## Task details
Take the entries below and print all of them exactly, please.

## Stored records
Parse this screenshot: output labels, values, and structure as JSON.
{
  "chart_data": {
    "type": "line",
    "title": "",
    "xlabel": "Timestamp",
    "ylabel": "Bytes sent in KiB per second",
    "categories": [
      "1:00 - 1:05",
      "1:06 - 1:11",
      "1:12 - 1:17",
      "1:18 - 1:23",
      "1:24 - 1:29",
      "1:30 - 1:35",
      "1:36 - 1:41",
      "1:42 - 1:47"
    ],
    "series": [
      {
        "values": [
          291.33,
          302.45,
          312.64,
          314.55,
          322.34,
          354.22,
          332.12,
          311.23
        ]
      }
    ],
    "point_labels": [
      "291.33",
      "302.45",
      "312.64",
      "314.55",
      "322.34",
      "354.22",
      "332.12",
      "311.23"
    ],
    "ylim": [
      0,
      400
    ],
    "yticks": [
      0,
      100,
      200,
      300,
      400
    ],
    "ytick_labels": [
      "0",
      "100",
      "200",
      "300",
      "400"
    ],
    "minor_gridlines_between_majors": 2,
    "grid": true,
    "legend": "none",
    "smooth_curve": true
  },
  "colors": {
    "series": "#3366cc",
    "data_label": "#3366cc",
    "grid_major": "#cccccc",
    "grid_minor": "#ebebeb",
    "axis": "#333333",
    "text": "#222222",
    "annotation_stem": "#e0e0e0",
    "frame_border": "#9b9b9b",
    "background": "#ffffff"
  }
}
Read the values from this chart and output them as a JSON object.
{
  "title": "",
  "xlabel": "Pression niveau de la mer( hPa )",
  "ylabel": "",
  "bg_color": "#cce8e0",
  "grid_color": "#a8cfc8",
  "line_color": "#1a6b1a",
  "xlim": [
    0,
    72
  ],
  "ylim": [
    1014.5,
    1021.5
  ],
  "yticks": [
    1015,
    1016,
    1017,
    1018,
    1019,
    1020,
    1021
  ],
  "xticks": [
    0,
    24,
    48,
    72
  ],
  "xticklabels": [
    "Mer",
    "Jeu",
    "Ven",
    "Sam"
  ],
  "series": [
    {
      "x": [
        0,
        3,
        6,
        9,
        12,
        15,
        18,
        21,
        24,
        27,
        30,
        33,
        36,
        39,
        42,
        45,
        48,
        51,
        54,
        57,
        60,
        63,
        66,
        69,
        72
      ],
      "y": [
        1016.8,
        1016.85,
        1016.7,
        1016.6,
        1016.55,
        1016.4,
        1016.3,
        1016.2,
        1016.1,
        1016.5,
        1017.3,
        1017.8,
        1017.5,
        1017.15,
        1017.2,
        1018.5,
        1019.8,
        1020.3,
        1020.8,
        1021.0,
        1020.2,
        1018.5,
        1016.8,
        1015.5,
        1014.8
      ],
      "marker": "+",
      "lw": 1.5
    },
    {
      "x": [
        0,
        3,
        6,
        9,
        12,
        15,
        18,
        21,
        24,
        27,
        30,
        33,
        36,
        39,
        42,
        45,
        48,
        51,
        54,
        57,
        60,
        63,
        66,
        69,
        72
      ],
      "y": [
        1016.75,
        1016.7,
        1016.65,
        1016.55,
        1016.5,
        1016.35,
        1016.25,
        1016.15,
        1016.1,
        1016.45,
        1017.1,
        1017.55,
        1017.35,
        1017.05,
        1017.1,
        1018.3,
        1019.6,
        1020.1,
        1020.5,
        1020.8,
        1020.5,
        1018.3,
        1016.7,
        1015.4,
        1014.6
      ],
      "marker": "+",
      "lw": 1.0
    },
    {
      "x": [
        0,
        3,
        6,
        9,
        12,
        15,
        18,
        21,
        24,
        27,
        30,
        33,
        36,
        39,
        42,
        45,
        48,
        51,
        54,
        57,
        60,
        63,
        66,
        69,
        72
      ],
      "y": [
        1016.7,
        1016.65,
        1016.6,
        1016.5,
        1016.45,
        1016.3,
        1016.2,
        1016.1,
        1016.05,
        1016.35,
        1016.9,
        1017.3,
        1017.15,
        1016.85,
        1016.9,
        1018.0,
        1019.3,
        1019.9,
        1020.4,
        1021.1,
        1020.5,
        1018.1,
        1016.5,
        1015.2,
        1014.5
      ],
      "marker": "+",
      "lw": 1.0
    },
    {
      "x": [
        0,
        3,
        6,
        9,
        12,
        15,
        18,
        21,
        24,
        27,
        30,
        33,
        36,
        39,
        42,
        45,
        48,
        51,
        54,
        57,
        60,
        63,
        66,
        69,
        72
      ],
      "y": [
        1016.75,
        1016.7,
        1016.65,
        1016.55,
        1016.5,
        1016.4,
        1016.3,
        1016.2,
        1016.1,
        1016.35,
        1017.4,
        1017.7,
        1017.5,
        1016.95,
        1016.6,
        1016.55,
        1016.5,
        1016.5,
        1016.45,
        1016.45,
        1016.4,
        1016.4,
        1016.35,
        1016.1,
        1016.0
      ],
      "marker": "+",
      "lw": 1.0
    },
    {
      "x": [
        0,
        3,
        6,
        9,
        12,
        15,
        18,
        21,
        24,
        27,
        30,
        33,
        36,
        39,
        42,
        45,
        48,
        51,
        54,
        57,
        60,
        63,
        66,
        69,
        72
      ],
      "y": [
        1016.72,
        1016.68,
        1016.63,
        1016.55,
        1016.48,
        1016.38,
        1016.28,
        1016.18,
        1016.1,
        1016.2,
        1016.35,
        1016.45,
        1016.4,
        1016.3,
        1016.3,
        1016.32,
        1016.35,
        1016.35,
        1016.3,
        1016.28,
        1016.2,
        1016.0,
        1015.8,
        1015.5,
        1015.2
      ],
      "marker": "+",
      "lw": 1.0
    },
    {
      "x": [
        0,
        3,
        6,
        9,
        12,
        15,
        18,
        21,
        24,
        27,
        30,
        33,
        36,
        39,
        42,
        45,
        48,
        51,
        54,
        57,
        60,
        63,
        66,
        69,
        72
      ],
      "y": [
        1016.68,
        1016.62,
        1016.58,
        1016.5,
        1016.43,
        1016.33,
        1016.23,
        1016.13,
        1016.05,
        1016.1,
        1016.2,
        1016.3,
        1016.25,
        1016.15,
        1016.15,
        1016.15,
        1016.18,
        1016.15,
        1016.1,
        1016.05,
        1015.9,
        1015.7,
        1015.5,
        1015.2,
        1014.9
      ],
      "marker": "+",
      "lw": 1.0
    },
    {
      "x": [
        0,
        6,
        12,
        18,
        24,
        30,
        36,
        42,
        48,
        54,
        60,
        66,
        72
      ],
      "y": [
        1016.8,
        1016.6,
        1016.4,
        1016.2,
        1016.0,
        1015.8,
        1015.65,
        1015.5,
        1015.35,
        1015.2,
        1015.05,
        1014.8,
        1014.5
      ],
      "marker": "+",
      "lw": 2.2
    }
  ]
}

## Exercise output
Parse this screenshot: output labels, values, and structure as JSON.
{
  "chart_data": {
    "type": "line",
    "title": "",
    "xlabel": "Timestamp",
    "ylabel": "Bytes sent in KiB per second",
    "categories": [
      "1:00 - 1:05",
      "1:06 - 1:11",
      "1:12 - 1:17",
      "1:18 - 1:23",
      "1:24 - 1:29",
      "1:30 - 1:35",
      "1:36 - 1:41",
      "1:42 - 1:47"
    ],
    "series": [
      {
        "values": [
          291.33,
          302.45,
          312.64,
          314.55,
          322.34,
          354.22,
          332.12,
          311.23
        ]
      }
    ],
    "point_labels": [
      "291.33",
      "302.45",
      "312.64",
      "314.55",
      "322.34",
      "354.22",
      "332.12",
      "311.23"
    ],
    "ylim": [
      0,
      400
    ],
    "yticks": [
      0,
      100,
      200,
      300,
      400
    ],
    "ytick_labels": [
      "0",
      "100",
      "200",
      "300",
      "400"
    ],
    "minor_gridlines_between_majors": 2,
    "grid": true,
    "legend": "none",
    "smooth_curve": true
  },
  "colors": {
    "series": "#3366cc",
    "data_label": "#3366cc",
    "grid_major": "#cccccc",
    "grid_minor": "#ebebeb",
    "axis": "#333333",
    "text": "#222222",
    "annotation_stem": "#e0e0e0",
    "frame_border": "#9b9b9b",
    "background": "#ffffff"
  }
}
Read the values from this chart and output them as a JSON object.
{
  "title": "",
  "xlabel": "Pression niveau de la mer( hPa )",
  "ylabel": "",
  "bg_color": "#cce8e0",
  "grid_color": "#a8cfc8",
  "line_color": "#1a6b1a",
  "xlim": [
    0,
    72
  ],
  "ylim": [
    1014.5,
    1021.5
  ],
  "yticks": [
    1015,
    1016,
    1017,
    1018,
    1019,
    1020,
    1021
  ],
  "xticks": [
    0,
    24,
    48,
    72
  ],
  "xticklabels": [
    "Mer",
    "Jeu",
    "Ven",
    "Sam"
  ],
  "series": [
    {
      "x": [
        0,
        3,
        6,
        9,
        12,
        15,
        18,
        21,
        24,
        27,
        30,
        33,
        36,
        39,
        42,
        45,
        48,
        51,
        54,
        57,
        60,
        63,
        66,
        69,
        72
      ],
      "y": [
        1016.8,
        1016.85,
        1016.7,
        1016.6,
        1016.55,
        1016.4,
        1016.3,
        1016.2,
        1016.1,
        1016.5,
        1017.3,
        1017.8,
        1017.5,
        1017.15,
        1017.2,
        1018.5,
        1019.8,
        1020.3,
        1020.8,
        1021.0,
        1020.2,
        1018.5,
        1016.8,
        1015.5,
        1014.8
      ],
      "marker": "+",
      "lw": 1.5
    },
    {
      "x": [
        0,
        3,
        6,
        9,
        12,
        15,
        18,
        21,
        24,
        27,
        30,
        33,
        36,
        39,
        42,
        45,
        48,
        51,
        54,
        57,
        60,
        63,
        66,
        69,
        72
      ],
      "y": [
        1016.75,
        1016.7,
        1016.65,
        1016.55,
        1016.5,
        1016.35,
        1016.25,
        1016.15,
        1016.1,
        1016.45,
        1017.1,
        1017.55,
        1017.35,
        1017.05,
        1017.1,
        1018.3,
        1019.6,
        1020.1,
        1020.5,
        1020.8,
        1020.5,
        1018.3,
        1016.7,
        1015.4,
        1014.6
      ],
      "marker": "+",
      "lw": 1.0
    },
    {
      "x": [
        0,
        3,
        6,
        9,
        12,
        15,
        18,
        21,
        24,
        27,
        30,
        33,
        36,
        39,
        42,
        45,
        48,
        51,
        54,
        57,
        60,
        63,
        66,
        69,
        72
      ],
      "y": [
        1016.7,
        1016.65,
        1016.6,
        1016.5,
        1016.45,
        1016.3,
        1016.2,
        1016.1,
        1016.05,
        1016.35,
        1016.9,
        1017.3,
        1017.15,
        1016.85,
        1016.9,
        1018.0,
        1019.3,
        1019.9,
        1020.4,
        1021.1,
        1020.5,
        1018.1,
        1016.5,
        1015.2,
        1014.5
      ],
      "marker": "+",
      "lw": 1.0
    },
    {
      "x": [
        0,
        3,
        6,
        9,
        12,
        15,
        18,
        21,
        24,
        27,
        30,
        33,
        36,
        39,
        42,
        45,
        48,
        51,
        54,
        57,
        60,
        63,
        66,
        69,
        72
      ],
      "y": [
        1016.75,
        1016.7,
        1016.65,
        1016.55,
        1016.5,
        1016.4,
        1016.3,
        1016.2,
        1016.1,
        1016.35,
        1017.4,
        1017.7,
        1017.5,
        1016.95,
        1016.6,
        1016.55,
        1016.5,
        1016.5,
        1016.45,
        1016.45,
        1016.4,
        1016.4,
        1016.35,
        1016.1,
        1016.0
      ],
      "marker": "+",
      "lw": 1.0
    },
    {
      "x": [
        0,
        3,
        6,
        9,
        12,
        15,
        18,
        21,
        24,
        27,
        30,
        33,
        36,
        39,
        42,
        45,
        48,
        51,
        54,
        57,
        60,
        63,
        66,
        69,
        72
      ],
      "y": [
        1016.72,
        1016.68,
        1016.63,
        1016.55,
        1016.48,
        1016.38,
        1016.28,
        1016.18,
        1016.1,
        1016.2,
        1016.35,
        1016.45,
        1016.4,
        1016.3,
        1016.3,
        1016.32,
        1016.35,
        1016.35,
        1016.3,
        1016.28,
        1016.2,
        1016.0,
        1015.8,
        1015.5,
        1015.2
      ],
      "marker": "+",
      "lw": 1.0
    },
    {
      "x": [
        0,
        3,
        6,
        9,
        12,
        15,
        18,
        21,
        24,
        27,
        30,
        33,
        36,
        39,
        42,
        45,
        48,
        51,
        54,
        57,
        60,
        63,
        66,
        69,
        72
      ],
      "y": [
        1016.68,
        1016.62,
        1016.58,
        1016.5,
        1016.43,
        1016.33,
        1016.23,
        1016.13,
        1016.05,
        1016.1,
        1016.2,
        1016.3,
        1016.25,
        1016.15,
        1016.15,
        1016.15,
        1016.18,
        1016.15,
        1016.1,
        1016.05,
        1015.9,
        1015.7,
        1015.5,
        1015.2,
        1014.9
      ],
      "marker": "+",
      "lw": 1.0
    },
    {
      "x": [
        0,
        6,
        12,
        18,
        24,
        30,
        36,
        42,
        48,
        54,
        60,
        66,
        72
      ],
      "y": [
        1016.8,
        1016.6,
        1016.4,
        1016.2,
        1016.0,
        1015.8,
        1015.65,
        1015.5,
        1015.35,
        1015.2,
        1015.05,
        1014.8,
        1014.5
      ],
      "marker": "+",
      "lw": 2.2
    }
  ]
}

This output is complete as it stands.